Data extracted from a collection
::::

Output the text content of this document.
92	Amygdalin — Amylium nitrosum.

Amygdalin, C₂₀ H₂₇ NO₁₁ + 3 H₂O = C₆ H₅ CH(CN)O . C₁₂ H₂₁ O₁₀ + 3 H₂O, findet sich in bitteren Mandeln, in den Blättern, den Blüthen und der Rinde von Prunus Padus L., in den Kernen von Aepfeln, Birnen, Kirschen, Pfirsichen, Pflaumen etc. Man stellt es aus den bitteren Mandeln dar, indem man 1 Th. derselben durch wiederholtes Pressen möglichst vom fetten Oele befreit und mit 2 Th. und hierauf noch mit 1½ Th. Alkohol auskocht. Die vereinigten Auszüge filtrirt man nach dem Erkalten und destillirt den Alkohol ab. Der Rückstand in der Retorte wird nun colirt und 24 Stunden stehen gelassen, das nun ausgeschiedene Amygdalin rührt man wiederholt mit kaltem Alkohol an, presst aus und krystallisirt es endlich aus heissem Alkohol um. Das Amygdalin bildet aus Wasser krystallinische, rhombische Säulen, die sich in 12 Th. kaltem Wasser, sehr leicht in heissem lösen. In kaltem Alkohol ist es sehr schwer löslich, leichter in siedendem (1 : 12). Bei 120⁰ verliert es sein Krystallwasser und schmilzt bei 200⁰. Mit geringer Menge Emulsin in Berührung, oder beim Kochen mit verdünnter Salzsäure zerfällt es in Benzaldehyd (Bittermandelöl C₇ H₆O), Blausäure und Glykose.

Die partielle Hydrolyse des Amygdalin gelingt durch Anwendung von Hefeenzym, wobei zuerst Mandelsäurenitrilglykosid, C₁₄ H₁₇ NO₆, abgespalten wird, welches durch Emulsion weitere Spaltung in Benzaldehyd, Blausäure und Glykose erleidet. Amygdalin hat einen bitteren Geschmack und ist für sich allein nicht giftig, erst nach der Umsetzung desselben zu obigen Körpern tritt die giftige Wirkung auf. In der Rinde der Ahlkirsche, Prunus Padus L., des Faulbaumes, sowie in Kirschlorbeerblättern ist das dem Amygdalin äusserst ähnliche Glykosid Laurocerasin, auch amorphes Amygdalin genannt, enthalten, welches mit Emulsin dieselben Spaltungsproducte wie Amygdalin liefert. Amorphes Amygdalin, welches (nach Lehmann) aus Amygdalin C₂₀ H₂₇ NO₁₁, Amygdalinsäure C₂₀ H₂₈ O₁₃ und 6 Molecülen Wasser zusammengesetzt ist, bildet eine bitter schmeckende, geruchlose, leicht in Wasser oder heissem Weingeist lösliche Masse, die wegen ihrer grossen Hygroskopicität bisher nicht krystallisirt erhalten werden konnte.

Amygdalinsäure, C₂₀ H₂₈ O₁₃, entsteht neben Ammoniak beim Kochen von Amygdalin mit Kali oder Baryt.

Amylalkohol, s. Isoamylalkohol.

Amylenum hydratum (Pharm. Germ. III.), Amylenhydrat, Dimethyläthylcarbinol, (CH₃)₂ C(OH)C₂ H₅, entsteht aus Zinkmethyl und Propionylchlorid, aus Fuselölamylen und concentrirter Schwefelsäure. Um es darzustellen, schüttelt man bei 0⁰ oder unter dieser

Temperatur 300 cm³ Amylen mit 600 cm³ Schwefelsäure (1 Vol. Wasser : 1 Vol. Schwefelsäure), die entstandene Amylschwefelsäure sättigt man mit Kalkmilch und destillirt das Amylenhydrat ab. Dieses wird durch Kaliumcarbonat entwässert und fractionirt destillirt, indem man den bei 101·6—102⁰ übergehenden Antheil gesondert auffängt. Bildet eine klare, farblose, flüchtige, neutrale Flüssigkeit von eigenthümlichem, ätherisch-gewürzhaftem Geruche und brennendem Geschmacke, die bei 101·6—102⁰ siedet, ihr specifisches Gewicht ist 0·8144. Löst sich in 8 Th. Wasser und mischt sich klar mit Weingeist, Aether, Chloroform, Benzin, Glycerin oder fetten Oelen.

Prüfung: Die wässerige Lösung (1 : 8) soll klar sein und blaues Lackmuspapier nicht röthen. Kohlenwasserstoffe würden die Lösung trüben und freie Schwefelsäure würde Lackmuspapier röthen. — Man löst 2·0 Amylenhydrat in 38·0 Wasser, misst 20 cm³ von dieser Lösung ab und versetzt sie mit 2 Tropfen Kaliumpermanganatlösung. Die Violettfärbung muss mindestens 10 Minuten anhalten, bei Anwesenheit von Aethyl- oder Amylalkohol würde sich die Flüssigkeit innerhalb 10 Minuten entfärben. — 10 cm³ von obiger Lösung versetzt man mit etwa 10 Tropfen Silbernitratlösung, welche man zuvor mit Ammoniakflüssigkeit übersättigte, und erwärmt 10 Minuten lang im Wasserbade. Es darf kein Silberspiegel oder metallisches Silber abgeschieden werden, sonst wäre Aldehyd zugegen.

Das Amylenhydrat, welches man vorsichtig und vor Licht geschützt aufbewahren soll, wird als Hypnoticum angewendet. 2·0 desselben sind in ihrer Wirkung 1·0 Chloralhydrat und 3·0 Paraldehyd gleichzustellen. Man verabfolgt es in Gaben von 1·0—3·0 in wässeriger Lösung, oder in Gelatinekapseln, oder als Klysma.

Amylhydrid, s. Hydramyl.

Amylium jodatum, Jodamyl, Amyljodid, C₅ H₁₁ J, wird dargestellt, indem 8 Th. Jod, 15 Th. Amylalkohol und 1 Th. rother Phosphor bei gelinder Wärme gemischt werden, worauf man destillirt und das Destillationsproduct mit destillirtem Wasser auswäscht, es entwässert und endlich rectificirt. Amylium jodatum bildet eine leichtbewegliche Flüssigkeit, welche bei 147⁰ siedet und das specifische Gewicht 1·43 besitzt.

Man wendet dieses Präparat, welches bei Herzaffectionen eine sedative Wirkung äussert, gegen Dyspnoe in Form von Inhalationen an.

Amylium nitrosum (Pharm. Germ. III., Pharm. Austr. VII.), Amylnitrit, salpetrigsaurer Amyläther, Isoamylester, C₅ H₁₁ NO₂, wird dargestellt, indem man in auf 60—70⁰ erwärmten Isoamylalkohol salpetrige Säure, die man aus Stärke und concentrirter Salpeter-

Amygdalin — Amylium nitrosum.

::::

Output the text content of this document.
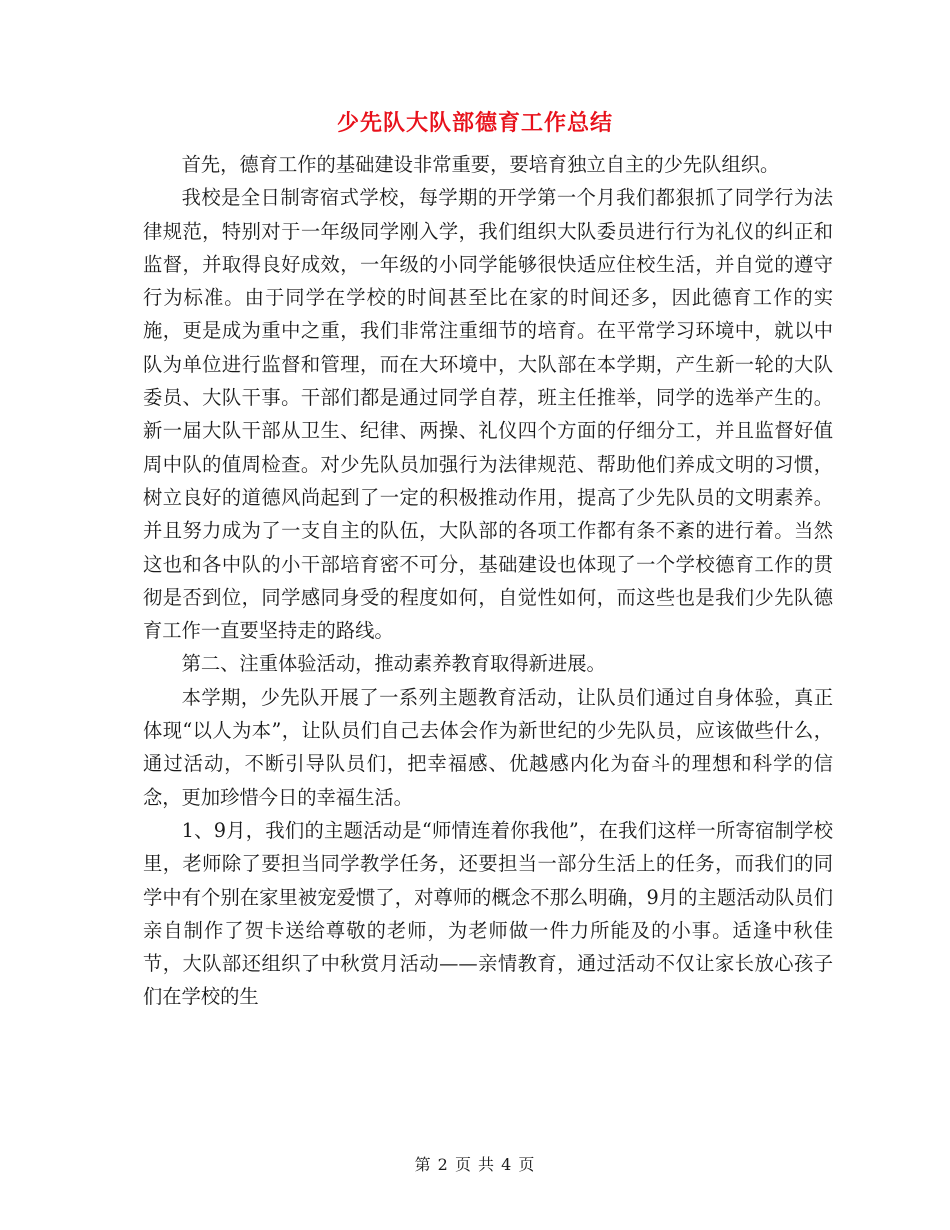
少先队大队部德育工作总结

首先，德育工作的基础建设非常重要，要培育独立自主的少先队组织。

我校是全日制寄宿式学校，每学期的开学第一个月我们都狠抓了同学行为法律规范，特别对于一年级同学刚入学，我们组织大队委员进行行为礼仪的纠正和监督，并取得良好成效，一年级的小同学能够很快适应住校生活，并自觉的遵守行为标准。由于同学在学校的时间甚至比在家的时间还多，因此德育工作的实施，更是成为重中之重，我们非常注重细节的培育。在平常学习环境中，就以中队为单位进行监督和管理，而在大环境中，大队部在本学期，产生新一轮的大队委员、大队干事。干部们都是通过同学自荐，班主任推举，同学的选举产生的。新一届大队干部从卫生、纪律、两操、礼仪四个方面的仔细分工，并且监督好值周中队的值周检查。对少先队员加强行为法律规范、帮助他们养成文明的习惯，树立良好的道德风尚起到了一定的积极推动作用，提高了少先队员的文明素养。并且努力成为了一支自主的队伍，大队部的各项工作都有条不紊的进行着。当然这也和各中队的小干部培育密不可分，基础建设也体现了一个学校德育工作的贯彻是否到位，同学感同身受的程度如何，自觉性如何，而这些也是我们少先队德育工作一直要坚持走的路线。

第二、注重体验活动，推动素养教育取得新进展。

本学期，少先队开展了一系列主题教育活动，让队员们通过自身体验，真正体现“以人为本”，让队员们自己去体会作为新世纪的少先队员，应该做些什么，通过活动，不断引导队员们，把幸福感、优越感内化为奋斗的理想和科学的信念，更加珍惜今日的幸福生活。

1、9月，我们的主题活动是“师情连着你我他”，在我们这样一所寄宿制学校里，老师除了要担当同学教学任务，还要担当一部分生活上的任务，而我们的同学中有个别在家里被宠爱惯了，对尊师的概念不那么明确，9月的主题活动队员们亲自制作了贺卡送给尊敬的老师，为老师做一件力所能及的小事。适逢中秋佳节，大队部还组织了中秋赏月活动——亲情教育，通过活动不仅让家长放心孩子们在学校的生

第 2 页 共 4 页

::::

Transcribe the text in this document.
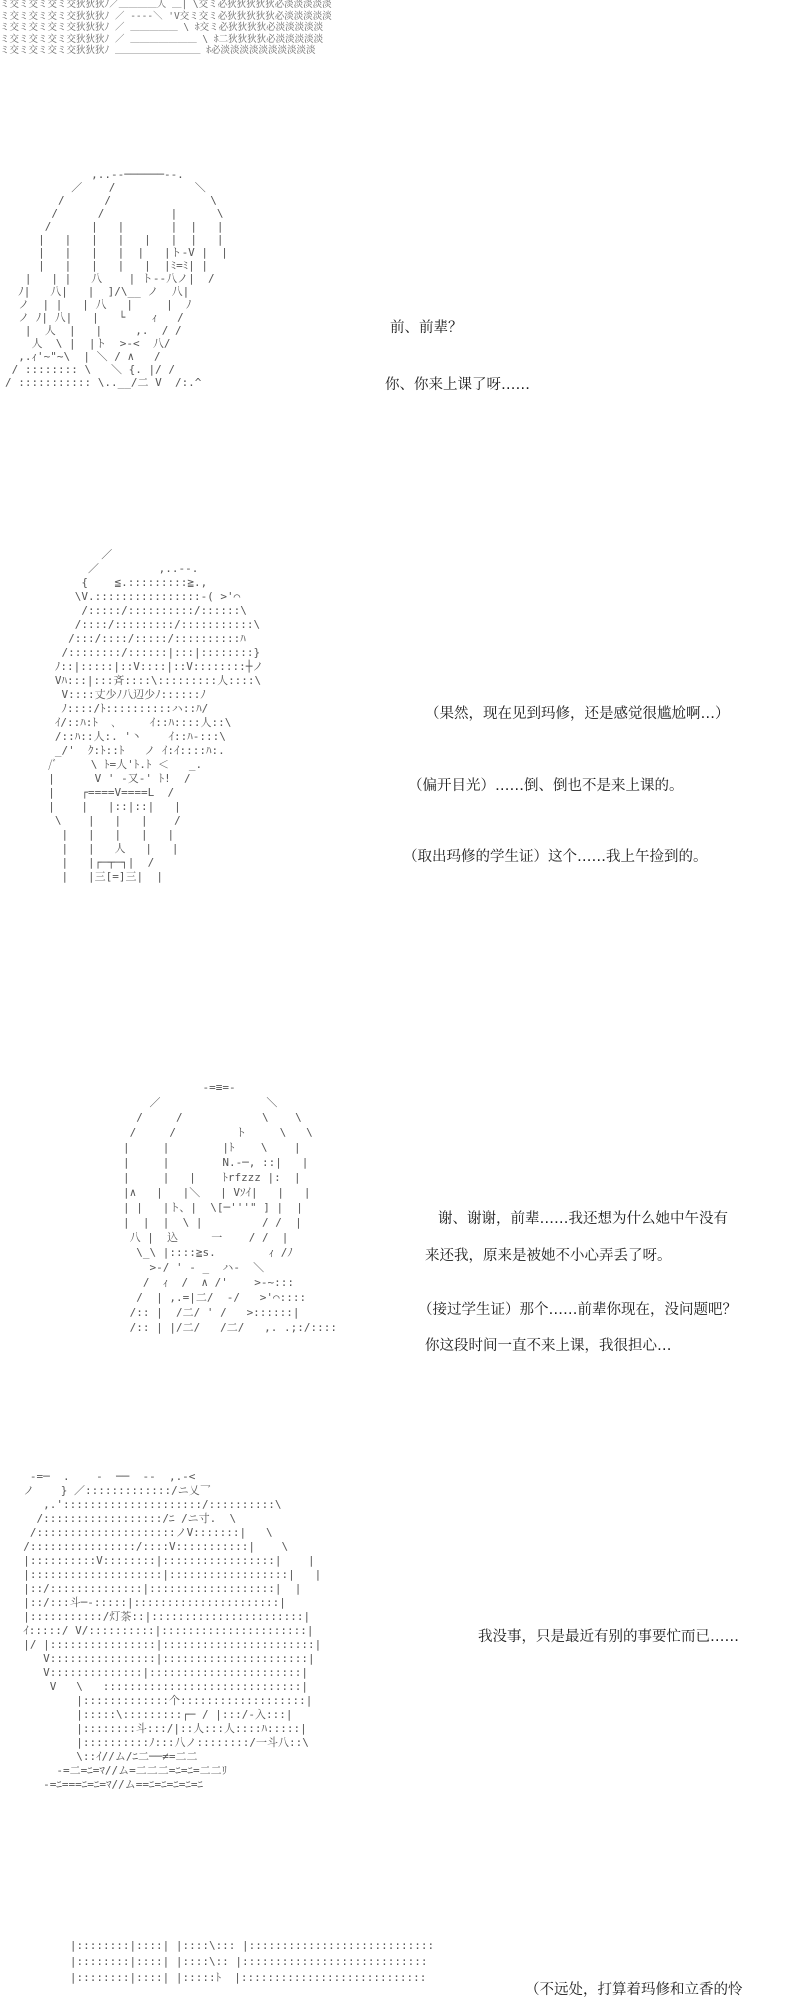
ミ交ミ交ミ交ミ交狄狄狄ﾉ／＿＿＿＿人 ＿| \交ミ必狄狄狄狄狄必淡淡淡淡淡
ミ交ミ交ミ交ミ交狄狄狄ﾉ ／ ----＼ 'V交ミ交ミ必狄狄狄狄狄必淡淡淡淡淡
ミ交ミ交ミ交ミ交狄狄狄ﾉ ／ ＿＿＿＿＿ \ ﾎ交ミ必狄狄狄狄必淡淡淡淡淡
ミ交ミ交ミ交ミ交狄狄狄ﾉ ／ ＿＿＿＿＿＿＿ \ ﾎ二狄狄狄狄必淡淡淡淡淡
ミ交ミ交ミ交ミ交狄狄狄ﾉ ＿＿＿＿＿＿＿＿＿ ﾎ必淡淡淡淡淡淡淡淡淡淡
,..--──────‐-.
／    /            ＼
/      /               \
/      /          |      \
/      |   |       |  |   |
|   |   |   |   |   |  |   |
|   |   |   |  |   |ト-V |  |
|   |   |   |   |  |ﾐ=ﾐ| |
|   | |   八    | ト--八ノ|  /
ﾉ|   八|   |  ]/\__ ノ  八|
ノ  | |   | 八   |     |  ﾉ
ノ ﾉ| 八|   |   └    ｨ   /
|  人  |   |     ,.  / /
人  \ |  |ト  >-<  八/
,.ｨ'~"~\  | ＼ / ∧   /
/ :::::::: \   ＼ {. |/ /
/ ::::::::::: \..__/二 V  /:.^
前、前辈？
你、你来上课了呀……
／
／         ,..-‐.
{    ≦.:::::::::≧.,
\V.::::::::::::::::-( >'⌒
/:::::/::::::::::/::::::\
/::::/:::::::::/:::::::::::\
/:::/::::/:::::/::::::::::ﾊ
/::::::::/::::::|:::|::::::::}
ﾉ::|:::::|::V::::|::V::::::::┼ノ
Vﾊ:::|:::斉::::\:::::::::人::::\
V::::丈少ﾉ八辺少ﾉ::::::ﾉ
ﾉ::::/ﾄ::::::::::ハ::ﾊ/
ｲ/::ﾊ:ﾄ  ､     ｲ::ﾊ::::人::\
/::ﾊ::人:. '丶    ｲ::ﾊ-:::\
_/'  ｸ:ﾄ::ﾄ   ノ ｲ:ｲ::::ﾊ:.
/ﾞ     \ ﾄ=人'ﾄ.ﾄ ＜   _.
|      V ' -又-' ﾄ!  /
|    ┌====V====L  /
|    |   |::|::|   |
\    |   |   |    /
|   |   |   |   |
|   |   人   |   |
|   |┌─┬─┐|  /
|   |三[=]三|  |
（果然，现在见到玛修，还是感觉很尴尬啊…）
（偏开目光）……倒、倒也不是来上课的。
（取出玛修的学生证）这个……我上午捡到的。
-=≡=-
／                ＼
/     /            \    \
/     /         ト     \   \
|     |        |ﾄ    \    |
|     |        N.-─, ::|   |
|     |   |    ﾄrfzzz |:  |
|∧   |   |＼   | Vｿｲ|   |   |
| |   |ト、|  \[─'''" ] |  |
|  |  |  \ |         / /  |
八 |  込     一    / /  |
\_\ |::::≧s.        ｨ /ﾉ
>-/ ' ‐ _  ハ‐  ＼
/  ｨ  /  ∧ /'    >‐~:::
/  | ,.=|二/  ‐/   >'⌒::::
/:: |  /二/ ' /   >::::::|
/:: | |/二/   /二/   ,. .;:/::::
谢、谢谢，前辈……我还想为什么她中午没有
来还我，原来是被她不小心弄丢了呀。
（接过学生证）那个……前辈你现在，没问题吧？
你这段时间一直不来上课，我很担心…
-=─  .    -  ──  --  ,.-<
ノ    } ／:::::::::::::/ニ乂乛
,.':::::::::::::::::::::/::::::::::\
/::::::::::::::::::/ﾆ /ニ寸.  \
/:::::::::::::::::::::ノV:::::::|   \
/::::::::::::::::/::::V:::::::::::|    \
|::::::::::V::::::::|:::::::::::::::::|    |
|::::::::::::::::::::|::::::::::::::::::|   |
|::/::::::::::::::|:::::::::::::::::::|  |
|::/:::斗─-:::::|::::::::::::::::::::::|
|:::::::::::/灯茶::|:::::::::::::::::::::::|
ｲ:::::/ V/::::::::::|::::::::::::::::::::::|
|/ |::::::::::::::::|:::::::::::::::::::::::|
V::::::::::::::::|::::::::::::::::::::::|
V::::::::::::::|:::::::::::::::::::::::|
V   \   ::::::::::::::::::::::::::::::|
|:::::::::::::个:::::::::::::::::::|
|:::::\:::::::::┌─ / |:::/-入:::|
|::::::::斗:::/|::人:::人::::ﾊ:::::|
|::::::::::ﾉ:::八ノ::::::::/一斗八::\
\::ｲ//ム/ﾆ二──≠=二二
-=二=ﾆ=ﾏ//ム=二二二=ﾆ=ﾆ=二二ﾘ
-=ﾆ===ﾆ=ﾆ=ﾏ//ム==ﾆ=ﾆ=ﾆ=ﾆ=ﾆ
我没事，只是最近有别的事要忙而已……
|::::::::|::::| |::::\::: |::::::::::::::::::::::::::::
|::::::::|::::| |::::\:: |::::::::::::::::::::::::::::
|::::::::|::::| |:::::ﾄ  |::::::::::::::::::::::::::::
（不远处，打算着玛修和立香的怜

::::

> _Written problem_:
Within the data above, count the lines that contain the string "dieser"; the reply is the number alone.

> _Exercise solution_:
2